▶ PROBLEM REQUIREMENTS
Track down each line that has the word "correct" and copy it.

— BEGIN —

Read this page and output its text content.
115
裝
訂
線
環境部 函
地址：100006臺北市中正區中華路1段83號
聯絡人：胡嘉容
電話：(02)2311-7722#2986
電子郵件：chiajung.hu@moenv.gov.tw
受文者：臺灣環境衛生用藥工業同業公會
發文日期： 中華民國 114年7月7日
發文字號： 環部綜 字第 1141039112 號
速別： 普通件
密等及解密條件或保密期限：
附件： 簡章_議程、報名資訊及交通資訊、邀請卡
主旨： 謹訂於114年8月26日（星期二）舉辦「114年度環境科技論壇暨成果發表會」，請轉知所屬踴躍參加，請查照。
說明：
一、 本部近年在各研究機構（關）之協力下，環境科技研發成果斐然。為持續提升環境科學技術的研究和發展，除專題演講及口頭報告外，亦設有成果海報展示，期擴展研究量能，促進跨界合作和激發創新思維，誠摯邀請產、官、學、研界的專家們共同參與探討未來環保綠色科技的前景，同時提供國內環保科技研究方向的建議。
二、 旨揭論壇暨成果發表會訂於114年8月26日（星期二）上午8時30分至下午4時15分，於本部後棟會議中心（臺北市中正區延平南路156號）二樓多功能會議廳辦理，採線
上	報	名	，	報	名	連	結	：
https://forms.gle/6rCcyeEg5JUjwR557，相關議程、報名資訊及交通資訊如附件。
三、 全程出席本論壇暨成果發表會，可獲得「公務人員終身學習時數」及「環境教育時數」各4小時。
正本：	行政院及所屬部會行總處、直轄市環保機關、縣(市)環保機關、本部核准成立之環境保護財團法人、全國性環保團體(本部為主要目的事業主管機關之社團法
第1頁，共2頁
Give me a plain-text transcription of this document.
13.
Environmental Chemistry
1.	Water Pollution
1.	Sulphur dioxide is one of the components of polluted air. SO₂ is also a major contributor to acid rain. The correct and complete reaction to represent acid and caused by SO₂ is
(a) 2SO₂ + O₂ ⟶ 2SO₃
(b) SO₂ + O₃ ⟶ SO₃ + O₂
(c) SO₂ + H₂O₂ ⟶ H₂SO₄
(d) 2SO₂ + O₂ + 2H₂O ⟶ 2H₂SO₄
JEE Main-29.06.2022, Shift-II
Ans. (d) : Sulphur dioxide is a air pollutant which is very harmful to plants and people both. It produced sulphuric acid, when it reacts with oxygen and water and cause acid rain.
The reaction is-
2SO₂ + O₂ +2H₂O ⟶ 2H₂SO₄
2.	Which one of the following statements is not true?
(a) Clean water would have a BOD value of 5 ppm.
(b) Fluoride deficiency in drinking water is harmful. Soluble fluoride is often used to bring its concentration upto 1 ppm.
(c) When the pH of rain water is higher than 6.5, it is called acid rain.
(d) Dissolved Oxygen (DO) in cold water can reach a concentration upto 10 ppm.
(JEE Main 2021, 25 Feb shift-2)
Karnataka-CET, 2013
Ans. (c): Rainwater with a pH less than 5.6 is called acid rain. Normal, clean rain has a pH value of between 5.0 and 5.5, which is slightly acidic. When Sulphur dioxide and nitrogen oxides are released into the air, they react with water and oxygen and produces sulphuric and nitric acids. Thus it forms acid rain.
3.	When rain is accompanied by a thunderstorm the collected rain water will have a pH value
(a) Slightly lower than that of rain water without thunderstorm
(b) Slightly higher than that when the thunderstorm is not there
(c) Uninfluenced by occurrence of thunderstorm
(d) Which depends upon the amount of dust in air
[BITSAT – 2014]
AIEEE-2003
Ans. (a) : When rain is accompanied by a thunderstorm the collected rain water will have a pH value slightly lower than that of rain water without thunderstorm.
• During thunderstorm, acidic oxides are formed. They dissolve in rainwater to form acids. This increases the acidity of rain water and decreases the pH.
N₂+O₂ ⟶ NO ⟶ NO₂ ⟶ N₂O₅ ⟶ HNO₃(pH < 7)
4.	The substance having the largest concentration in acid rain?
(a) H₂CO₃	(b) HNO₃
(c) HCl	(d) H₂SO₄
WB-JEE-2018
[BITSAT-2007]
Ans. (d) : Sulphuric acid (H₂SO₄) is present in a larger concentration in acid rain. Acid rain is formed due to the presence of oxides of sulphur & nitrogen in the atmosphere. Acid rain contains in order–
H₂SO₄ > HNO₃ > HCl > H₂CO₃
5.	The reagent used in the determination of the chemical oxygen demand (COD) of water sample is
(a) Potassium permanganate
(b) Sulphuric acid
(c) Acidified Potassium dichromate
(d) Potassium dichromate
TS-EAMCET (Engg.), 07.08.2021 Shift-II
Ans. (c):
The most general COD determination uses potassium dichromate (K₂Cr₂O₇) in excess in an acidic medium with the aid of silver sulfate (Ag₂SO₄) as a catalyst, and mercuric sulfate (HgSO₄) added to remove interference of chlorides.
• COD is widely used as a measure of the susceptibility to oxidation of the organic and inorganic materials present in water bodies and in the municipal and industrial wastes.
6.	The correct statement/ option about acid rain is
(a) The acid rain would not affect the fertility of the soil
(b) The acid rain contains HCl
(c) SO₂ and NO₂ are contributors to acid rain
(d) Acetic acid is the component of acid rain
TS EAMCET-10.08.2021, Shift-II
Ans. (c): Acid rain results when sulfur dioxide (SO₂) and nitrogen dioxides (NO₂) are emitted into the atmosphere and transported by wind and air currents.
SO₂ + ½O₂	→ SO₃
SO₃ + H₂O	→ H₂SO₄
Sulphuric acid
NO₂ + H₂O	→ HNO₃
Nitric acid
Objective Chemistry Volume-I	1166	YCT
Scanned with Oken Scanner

— END —

▶ REPLY TO THE EXERCISE
1.	Sulphur dioxide is one of the components of polluted air. SO₂ is also a major contributor to acid rain. The correct and complete reaction to represent acid and caused by SO₂ is
6.	The correct statement/ option about acid rain is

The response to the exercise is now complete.